* [Goal] Please give the listing again, word for word, with nothing left out.

* [Provided data]
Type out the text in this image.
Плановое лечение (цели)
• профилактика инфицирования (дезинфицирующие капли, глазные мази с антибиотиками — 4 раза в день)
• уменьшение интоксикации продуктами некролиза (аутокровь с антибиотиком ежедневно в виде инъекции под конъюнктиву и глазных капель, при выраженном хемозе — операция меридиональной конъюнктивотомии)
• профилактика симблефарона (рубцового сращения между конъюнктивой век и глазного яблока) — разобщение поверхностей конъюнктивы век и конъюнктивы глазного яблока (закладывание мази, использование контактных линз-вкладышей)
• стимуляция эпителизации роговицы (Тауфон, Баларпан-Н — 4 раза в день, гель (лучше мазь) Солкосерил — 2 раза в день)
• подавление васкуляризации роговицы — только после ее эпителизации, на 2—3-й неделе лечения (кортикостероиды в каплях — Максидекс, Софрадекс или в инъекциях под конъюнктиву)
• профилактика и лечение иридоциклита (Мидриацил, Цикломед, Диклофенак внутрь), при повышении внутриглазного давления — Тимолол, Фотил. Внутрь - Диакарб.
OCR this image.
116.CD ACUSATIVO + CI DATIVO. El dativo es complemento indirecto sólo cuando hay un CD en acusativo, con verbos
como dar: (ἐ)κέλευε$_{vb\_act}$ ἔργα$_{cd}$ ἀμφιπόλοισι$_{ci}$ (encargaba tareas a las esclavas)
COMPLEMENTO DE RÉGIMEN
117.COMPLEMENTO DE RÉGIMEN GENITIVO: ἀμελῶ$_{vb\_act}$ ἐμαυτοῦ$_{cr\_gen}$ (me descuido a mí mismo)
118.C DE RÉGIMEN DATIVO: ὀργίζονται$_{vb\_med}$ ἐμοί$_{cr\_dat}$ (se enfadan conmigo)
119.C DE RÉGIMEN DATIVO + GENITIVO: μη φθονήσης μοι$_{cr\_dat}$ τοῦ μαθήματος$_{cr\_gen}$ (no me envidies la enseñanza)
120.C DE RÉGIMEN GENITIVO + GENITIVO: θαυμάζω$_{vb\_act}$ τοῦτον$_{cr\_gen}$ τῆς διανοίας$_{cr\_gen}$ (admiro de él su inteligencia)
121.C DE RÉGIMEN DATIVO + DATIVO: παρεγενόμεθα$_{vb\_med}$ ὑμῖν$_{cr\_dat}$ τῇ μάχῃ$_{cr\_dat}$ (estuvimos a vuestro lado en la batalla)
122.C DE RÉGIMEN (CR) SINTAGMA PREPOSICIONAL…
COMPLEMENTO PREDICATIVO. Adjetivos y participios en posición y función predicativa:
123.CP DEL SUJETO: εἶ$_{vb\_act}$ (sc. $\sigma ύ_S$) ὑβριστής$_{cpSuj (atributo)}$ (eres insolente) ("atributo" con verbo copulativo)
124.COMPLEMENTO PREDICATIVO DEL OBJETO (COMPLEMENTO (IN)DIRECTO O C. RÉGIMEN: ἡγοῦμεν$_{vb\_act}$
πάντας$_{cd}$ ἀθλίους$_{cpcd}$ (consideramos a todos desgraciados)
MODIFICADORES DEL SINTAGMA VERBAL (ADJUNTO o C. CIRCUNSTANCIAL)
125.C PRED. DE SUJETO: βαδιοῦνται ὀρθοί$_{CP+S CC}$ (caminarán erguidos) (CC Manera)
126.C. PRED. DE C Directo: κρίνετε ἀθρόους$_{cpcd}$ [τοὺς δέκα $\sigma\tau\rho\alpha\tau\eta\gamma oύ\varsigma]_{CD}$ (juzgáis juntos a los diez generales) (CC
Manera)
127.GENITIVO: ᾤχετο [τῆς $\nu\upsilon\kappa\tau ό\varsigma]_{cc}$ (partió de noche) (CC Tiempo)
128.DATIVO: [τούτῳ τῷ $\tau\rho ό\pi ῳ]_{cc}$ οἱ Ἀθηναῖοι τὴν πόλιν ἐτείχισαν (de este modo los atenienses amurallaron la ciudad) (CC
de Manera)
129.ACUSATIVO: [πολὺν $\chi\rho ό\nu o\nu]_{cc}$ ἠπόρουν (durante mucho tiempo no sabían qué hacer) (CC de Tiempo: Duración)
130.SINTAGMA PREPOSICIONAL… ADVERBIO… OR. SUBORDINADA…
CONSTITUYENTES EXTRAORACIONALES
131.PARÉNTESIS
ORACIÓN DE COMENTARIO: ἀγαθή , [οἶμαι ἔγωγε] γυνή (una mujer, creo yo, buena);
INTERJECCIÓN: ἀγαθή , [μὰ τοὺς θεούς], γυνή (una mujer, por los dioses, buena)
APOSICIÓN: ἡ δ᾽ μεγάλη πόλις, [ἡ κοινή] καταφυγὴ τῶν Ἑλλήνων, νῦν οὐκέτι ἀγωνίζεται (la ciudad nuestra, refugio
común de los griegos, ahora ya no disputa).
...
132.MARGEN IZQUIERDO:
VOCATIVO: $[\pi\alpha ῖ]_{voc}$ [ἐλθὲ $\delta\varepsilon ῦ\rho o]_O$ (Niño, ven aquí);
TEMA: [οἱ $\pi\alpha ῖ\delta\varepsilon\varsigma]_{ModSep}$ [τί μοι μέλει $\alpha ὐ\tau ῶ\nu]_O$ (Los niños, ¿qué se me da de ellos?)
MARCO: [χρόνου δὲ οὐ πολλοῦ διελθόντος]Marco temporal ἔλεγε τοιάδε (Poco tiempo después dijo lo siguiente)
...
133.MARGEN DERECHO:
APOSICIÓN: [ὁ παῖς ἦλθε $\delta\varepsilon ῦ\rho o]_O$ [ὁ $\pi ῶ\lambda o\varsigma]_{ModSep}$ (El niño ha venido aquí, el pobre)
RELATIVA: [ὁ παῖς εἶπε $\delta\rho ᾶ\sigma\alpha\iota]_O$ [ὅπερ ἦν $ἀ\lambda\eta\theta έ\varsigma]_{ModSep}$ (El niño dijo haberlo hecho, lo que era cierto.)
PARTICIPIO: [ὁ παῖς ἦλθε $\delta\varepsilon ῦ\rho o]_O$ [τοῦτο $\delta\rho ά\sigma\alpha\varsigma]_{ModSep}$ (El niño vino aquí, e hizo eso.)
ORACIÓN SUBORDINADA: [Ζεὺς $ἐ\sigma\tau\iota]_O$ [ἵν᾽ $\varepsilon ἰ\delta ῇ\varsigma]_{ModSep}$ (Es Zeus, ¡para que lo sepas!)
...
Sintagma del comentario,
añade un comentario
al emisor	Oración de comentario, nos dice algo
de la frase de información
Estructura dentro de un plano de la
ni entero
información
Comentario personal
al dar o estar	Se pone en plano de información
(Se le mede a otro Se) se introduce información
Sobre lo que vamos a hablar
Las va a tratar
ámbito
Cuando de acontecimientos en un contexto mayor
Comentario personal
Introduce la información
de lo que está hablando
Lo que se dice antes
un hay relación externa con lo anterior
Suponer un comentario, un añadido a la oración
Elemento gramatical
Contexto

* [Response to the task]
Type out the text in this image.
Плановое лечение (цели)
• профилактика инфицирования (дезинфицирующие капли, глазные мази с антибиотиками — 4 раза в день)
• уменьшение интоксикации продуктами некролиза (аутокровь с антибиотиком ежедневно в виде инъекции под конъюнктиву и глазных капель, при выраженном хемозе — операция меридиональной конъюнктивотомии)
• профилактика симблефарона (рубцового сращения между конъюнктивой век и глазного яблока) — разобщение поверхностей конъюнктивы век и конъюнктивы глазного яблока (закладывание мази, использование контактных линз-вкладышей)
• стимуляция эпителизации роговицы (Тауфон, Баларпан-Н — 4 раза в день, гель (лучше мазь) Солкосерил — 2 раза в день)
• подавление васкуляризации роговицы — только после ее эпителизации, на 2—3-й неделе лечения (кортикостероиды в каплях — Максидекс, Софрадекс или в инъекциях под конъюнктиву)
• профилактика и лечение иридоциклита (Мидриацил, Цикломед, Диклофенак внутрь), при повышении внутриглазного давления — Тимолол, Фотил. Внутрь - Диакарб.
OCR this image.
116.CD ACUSATIVO + CI DATIVO. El dativo es complemento indirecto sólo cuando hay un CD en acusativo, con verbos
como dar: (ἐ)κέλευε$_{vb\_act}$ ἔργα$_{cd}$ ἀμφιπόλοισι$_{ci}$ (encargaba tareas a las esclavas)
COMPLEMENTO DE RÉGIMEN
117.COMPLEMENTO DE RÉGIMEN GENITIVO: ἀμελῶ$_{vb\_act}$ ἐμαυτοῦ$_{cr\_gen}$ (me descuido a mí mismo)
118.C DE RÉGIMEN DATIVO: ὀργίζονται$_{vb\_med}$ ἐμοί$_{cr\_dat}$ (se enfadan conmigo)
119.C DE RÉGIMEN DATIVO + GENITIVO: μη φθονήσης μοι$_{cr\_dat}$ τοῦ μαθήματος$_{cr\_gen}$ (no me envidies la enseñanza)
120.C DE RÉGIMEN GENITIVO + GENITIVO: θαυμάζω$_{vb\_act}$ τοῦτον$_{cr\_gen}$ τῆς διανοίας$_{cr\_gen}$ (admiro de él su inteligencia)
121.C DE RÉGIMEN DATIVO + DATIVO: παρεγενόμεθα$_{vb\_med}$ ὑμῖν$_{cr\_dat}$ τῇ μάχῃ$_{cr\_dat}$ (estuvimos a vuestro lado en la batalla)
122.C DE RÉGIMEN (CR) SINTAGMA PREPOSICIONAL…
COMPLEMENTO PREDICATIVO. Adjetivos y participios en posición y función predicativa:
123.CP DEL SUJETO: εἶ$_{vb\_act}$ (sc. $\sigma ύ_S$) ὑβριστής$_{cpSuj (atributo)}$ (eres insolente) ("atributo" con verbo copulativo)
124.COMPLEMENTO PREDICATIVO DEL OBJETO (COMPLEMENTO (IN)DIRECTO O C. RÉGIMEN: ἡγοῦμεν$_{vb\_act}$
πάντας$_{cd}$ ἀθλίους$_{cpcd}$ (consideramos a todos desgraciados)
MODIFICADORES DEL SINTAGMA VERBAL (ADJUNTO o C. CIRCUNSTANCIAL)
125.C PRED. DE SUJETO: βαδιοῦνται ὀρθοί$_{CP+S CC}$ (caminarán erguidos) (CC Manera)
126.C. PRED. DE C Directo: κρίνετε ἀθρόους$_{cpcd}$ [τοὺς δέκα $\sigma\tau\rho\alpha\tau\eta\gamma oύ\varsigma]_{CD}$ (juzgáis juntos a los diez generales) (CC
Manera)
127.GENITIVO: ᾤχετο [τῆς $\nu\upsilon\kappa\tau ό\varsigma]_{cc}$ (partió de noche) (CC Tiempo)
128.DATIVO: [τούτῳ τῷ $\tau\rho ό\pi ῳ]_{cc}$ οἱ Ἀθηναῖοι τὴν πόλιν ἐτείχισαν (de este modo los atenienses amurallaron la ciudad) (CC
de Manera)
129.ACUSATIVO: [πολὺν $\chi\rho ό\nu o\nu]_{cc}$ ἠπόρουν (durante mucho tiempo no sabían qué hacer) (CC de Tiempo: Duración)
130.SINTAGMA PREPOSICIONAL… ADVERBIO… OR. SUBORDINADA…
CONSTITUYENTES EXTRAORACIONALES
131.PARÉNTESIS
ORACIÓN DE COMENTARIO: ἀγαθή , [οἶμαι ἔγωγε] γυνή (una mujer, creo yo, buena);
INTERJECCIÓN: ἀγαθή , [μὰ τοὺς θεούς], γυνή (una mujer, por los dioses, buena)
APOSICIÓN: ἡ δ᾽ μεγάλη πόλις, [ἡ κοινή] καταφυγὴ τῶν Ἑλλήνων, νῦν οὐκέτι ἀγωνίζεται (la ciudad nuestra, refugio
común de los griegos, ahora ya no disputa).
...
132.MARGEN IZQUIERDO:
VOCATIVO: $[\pi\alpha ῖ]_{voc}$ [ἐλθὲ $\delta\varepsilon ῦ\rho o]_O$ (Niño, ven aquí);
TEMA: [οἱ $\pi\alpha ῖ\delta\varepsilon\varsigma]_{ModSep}$ [τί μοι μέλει $\alpha ὐ\tau ῶ\nu]_O$ (Los niños, ¿qué se me da de ellos?)
MARCO: [χρόνου δὲ οὐ πολλοῦ διελθόντος]Marco temporal ἔλεγε τοιάδε (Poco tiempo después dijo lo siguiente)
...
133.MARGEN DERECHO:
APOSICIÓN: [ὁ παῖς ἦλθε $\delta\varepsilon ῦ\rho o]_O$ [ὁ $\pi ῶ\lambda o\varsigma]_{ModSep}$ (El niño ha venido aquí, el pobre)
RELATIVA: [ὁ παῖς εἶπε $\delta\rho ᾶ\sigma\alpha\iota]_O$ [ὅπερ ἦν $ἀ\lambda\eta\theta έ\varsigma]_{ModSep}$ (El niño dijo haberlo hecho, lo que era cierto.)
PARTICIPIO: [ὁ παῖς ἦλθε $\delta\varepsilon ῦ\rho o]_O$ [τοῦτο $\delta\rho ά\sigma\alpha\varsigma]_{ModSep}$ (El niño vino aquí, e hizo eso.)
ORACIÓN SUBORDINADA: [Ζεὺς $ἐ\sigma\tau\iota]_O$ [ἵν᾽ $\varepsilon ἰ\delta ῇ\varsigma]_{ModSep}$ (Es Zeus, ¡para que lo sepas!)
...
Sintagma del comentario,
añade un comentario
al emisor	Oración de comentario, nos dice algo
de la frase de información
Estructura dentro de un plano de la
ni entero
información
Comentario personal
al dar o estar	Se pone en plano de información
(Se le mede a otro Se) se introduce información
Sobre lo que vamos a hablar
Las va a tratar
ámbito
Cuando de acontecimientos en un contexto mayor
Comentario personal
Introduce la información
de lo que está hablando
Lo que se dice antes
un hay relación externa con lo anterior
Suponer un comentario, un añadido a la oración
Elemento gramatical
Contexto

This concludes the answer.